> **Items from a data source**:
- - - - -
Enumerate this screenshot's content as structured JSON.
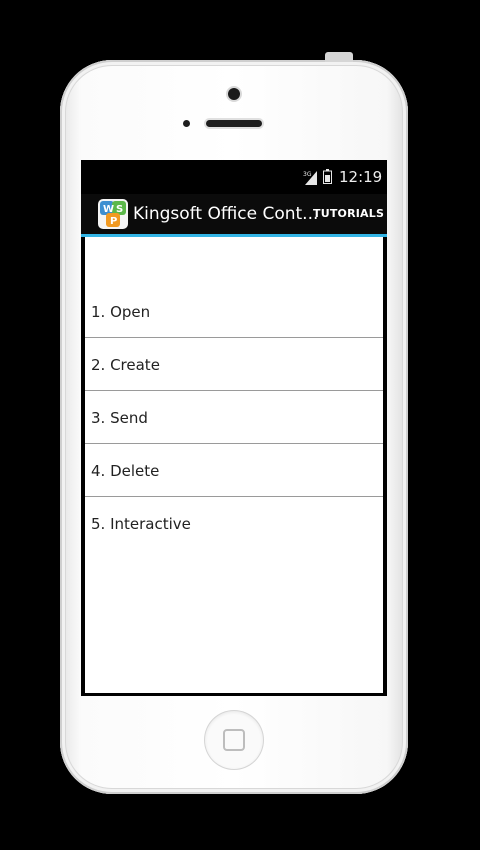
{
  "status_bar": {
    "time": "12:19",
    "network_label": "3G"
  },
  "action_bar": {
    "title": "Kingsoft Office Cont...",
    "tab_label": "TUTORIALS",
    "app_icon_letters": [
      "W",
      "S",
      "P"
    ]
  },
  "tutorials": {
    "items": [
      {
        "label": "1. Open"
      },
      {
        "label": "2. Create"
      },
      {
        "label": "3. Send"
      },
      {
        "label": "4. Delete"
      },
      {
        "label": "5. Interactive"
      }
    ]
  },
  "colors": {
    "accent": "#33b5e5",
    "action_bar": "#0b0b0b",
    "list_divider": "#9a9a9a",
    "icon_blue": "#3d8fd1",
    "icon_green": "#5cb84a",
    "icon_orange": "#f19a22"
  },
  "icons": {
    "signal": "signal-3g-icon",
    "battery": "battery-icon",
    "app": "kingsoft-office-icon",
    "home": "home-button-icon"
  }
}
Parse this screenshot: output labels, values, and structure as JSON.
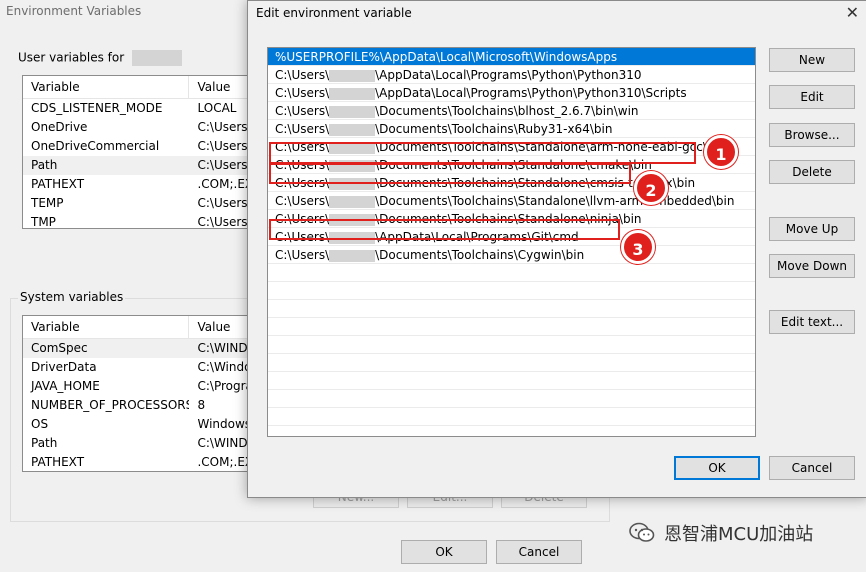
{
  "env_window": {
    "title": "Environment Variables",
    "user_group_label": "User variables for",
    "user_columns": [
      "Variable",
      "Value"
    ],
    "user_rows": [
      {
        "name": "CDS_LISTENER_MODE",
        "value": "LOCAL"
      },
      {
        "name": "OneDrive",
        "value": "C:\\Users\\"
      },
      {
        "name": "OneDriveCommercial",
        "value": "C:\\Users\\"
      },
      {
        "name": "Path",
        "value": "C:\\Users\\"
      },
      {
        "name": "PATHEXT",
        "value": ".COM;.EX"
      },
      {
        "name": "TEMP",
        "value": "C:\\Users\\"
      },
      {
        "name": "TMP",
        "value": "C:\\Users\\"
      }
    ],
    "system_group_label": "System variables",
    "system_columns": [
      "Variable",
      "Value"
    ],
    "system_rows": [
      {
        "name": "ComSpec",
        "value": "C:\\WINDO"
      },
      {
        "name": "DriverData",
        "value": "C:\\Windo"
      },
      {
        "name": "JAVA_HOME",
        "value": "C:\\Progra"
      },
      {
        "name": "NUMBER_OF_PROCESSORS",
        "value": "8"
      },
      {
        "name": "OS",
        "value": "Windows"
      },
      {
        "name": "Path",
        "value": "C:\\WINDO"
      },
      {
        "name": "PATHEXT",
        "value": ".COM;.EX"
      }
    ],
    "system_buttons": {
      "new": "New...",
      "edit": "Edit...",
      "delete": "Delete"
    },
    "ok_label": "OK",
    "cancel_label": "Cancel"
  },
  "edit_dialog": {
    "title": "Edit environment variable",
    "close_glyph": "✕",
    "entries": [
      {
        "pre": "%USERPROFILE%\\AppData\\Local\\Microsoft\\WindowsApps",
        "post": "",
        "selected": true
      },
      {
        "pre": "C:\\Users\\",
        "post": "\\AppData\\Local\\Programs\\Python\\Python310"
      },
      {
        "pre": "C:\\Users\\",
        "post": "\\AppData\\Local\\Programs\\Python\\Python310\\Scripts"
      },
      {
        "pre": "C:\\Users\\",
        "post": "\\Documents\\Toolchains\\blhost_2.6.7\\bin\\win"
      },
      {
        "pre": "C:\\Users\\",
        "post": "\\Documents\\Toolchains\\Ruby31-x64\\bin"
      },
      {
        "pre": "C:\\Users\\",
        "post": "\\Documents\\Toolchains\\Standalone\\arm-none-eabi-gcc\\bin"
      },
      {
        "pre": "C:\\Users\\",
        "post": "\\Documents\\Toolchains\\Standalone\\cmake\\bin"
      },
      {
        "pre": "C:\\Users\\",
        "post": "\\Documents\\Toolchains\\Standalone\\cmsis-toolbox\\bin"
      },
      {
        "pre": "C:\\Users\\",
        "post": "\\Documents\\Toolchains\\Standalone\\llvm-arm-embedded\\bin"
      },
      {
        "pre": "C:\\Users\\",
        "post": "\\Documents\\Toolchains\\Standalone\\ninja\\bin"
      },
      {
        "pre": "C:\\Users\\",
        "post": "\\AppData\\Local\\Programs\\Git\\cmd"
      },
      {
        "pre": "C:\\Users\\",
        "post": "\\Documents\\Toolchains\\Cygwin\\bin"
      }
    ],
    "buttons": {
      "new": "New",
      "edit": "Edit",
      "browse": "Browse...",
      "delete": "Delete",
      "move_up": "Move Up",
      "move_down": "Move Down",
      "edit_text": "Edit text...",
      "ok": "OK",
      "cancel": "Cancel"
    },
    "callouts": [
      "1",
      "2",
      "3"
    ]
  },
  "watermark": {
    "text": "恩智浦MCU加油站",
    "icon": "wechat-icon"
  },
  "colors": {
    "selection": "#0078d7",
    "callout": "#e0201c"
  }
}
- - - - -
> **INSTRUCTIONS TO FOLLOW**:
Write the entries above out again exactly, but not the pictures.

> **COMPLETED EXERCISE**:
Enumerate this screenshot's content as structured JSON.
{
  "status_bar": {
    "time": "12:19",
    "network_label": "3G"
  },
  "action_bar": {
    "title": "Kingsoft Office Cont...",
    "tab_label": "TUTORIALS",
    "app_icon_letters": [
      "W",
      "S",
      "P"
    ]
  },
  "tutorials": {
    "items": [
      {
        "label": "1. Open"
      },
      {
        "label": "2. Create"
      },
      {
        "label": "3. Send"
      },
      {
        "label": "4. Delete"
      },
      {
        "label": "5. Interactive"
      }
    ]
  },
  "colors": {
    "accent": "#33b5e5",
    "action_bar": "#0b0b0b",
    "list_divider": "#9a9a9a",
    "icon_blue": "#3d8fd1",
    "icon_green": "#5cb84a",
    "icon_orange": "#f19a22"
  },
  "icons": {
    "signal": "signal-3g-icon",
    "battery": "battery-icon",
    "app": "kingsoft-office-icon",
    "home": "home-button-icon"
  }
}
Parse this screenshot: output labels, values, and structure as JSON.
{
  "env_window": {
    "title": "Environment Variables",
    "user_group_label": "User variables for",
    "user_columns": [
      "Variable",
      "Value"
    ],
    "user_rows": [
      {
        "name": "CDS_LISTENER_MODE",
        "value": "LOCAL"
      },
      {
        "name": "OneDrive",
        "value": "C:\\Users\\"
      },
      {
        "name": "OneDriveCommercial",
        "value": "C:\\Users\\"
      },
      {
        "name": "Path",
        "value": "C:\\Users\\"
      },
      {
        "name": "PATHEXT",
        "value": ".COM;.EX"
      },
      {
        "name": "TEMP",
        "value": "C:\\Users\\"
      },
      {
        "name": "TMP",
        "value": "C:\\Users\\"
      }
    ],
    "system_group_label": "System variables",
    "system_columns": [
      "Variable",
      "Value"
    ],
    "system_rows": [
      {
        "name": "ComSpec",
        "value": "C:\\WINDO"
      },
      {
        "name": "DriverData",
        "value": "C:\\Windo"
      },
      {
        "name": "JAVA_HOME",
        "value": "C:\\Progra"
      },
      {
        "name": "NUMBER_OF_PROCESSORS",
        "value": "8"
      },
      {
        "name": "OS",
        "value": "Windows"
      },
      {
        "name": "Path",
        "value": "C:\\WINDO"
      },
      {
        "name": "PATHEXT",
        "value": ".COM;.EX"
      }
    ],
    "system_buttons": {
      "new": "New...",
      "edit": "Edit...",
      "delete": "Delete"
    },
    "ok_label": "OK",
    "cancel_label": "Cancel"
  },
  "edit_dialog": {
    "title": "Edit environment variable",
    "close_glyph": "✕",
    "entries": [
      {
        "pre": "%USERPROFILE%\\AppData\\Local\\Microsoft\\WindowsApps",
        "post": "",
        "selected": true
      },
      {
        "pre": "C:\\Users\\",
        "post": "\\AppData\\Local\\Programs\\Python\\Python310"
      },
      {
        "pre": "C:\\Users\\",
        "post": "\\AppData\\Local\\Programs\\Python\\Python310\\Scripts"
      },
      {
        "pre": "C:\\Users\\",
        "post": "\\Documents\\Toolchains\\blhost_2.6.7\\bin\\win"
      },
      {
        "pre": "C:\\Users\\",
        "post": "\\Documents\\Toolchains\\Ruby31-x64\\bin"
      },
      {
        "pre": "C:\\Users\\",
        "post": "\\Documents\\Toolchains\\Standalone\\arm-none-eabi-gcc\\bin"
      },
      {
        "pre": "C:\\Users\\",
        "post": "\\Documents\\Toolchains\\Standalone\\cmake\\bin"
      },
      {
        "pre": "C:\\Users\\",
        "post": "\\Documents\\Toolchains\\Standalone\\cmsis-toolbox\\bin"
      },
      {
        "pre": "C:\\Users\\",
        "post": "\\Documents\\Toolchains\\Standalone\\llvm-arm-embedded\\bin"
      },
      {
        "pre": "C:\\Users\\",
        "post": "\\Documents\\Toolchains\\Standalone\\ninja\\bin"
      },
      {
        "pre": "C:\\Users\\",
        "post": "\\AppData\\Local\\Programs\\Git\\cmd"
      },
      {
        "pre": "C:\\Users\\",
        "post": "\\Documents\\Toolchains\\Cygwin\\bin"
      }
    ],
    "buttons": {
      "new": "New",
      "edit": "Edit",
      "browse": "Browse...",
      "delete": "Delete",
      "move_up": "Move Up",
      "move_down": "Move Down",
      "edit_text": "Edit text...",
      "ok": "OK",
      "cancel": "Cancel"
    },
    "callouts": [
      "1",
      "2",
      "3"
    ]
  },
  "watermark": {
    "text": "恩智浦MCU加油站",
    "icon": "wechat-icon"
  },
  "colors": {
    "selection": "#0078d7",
    "callout": "#e0201c"
  }
}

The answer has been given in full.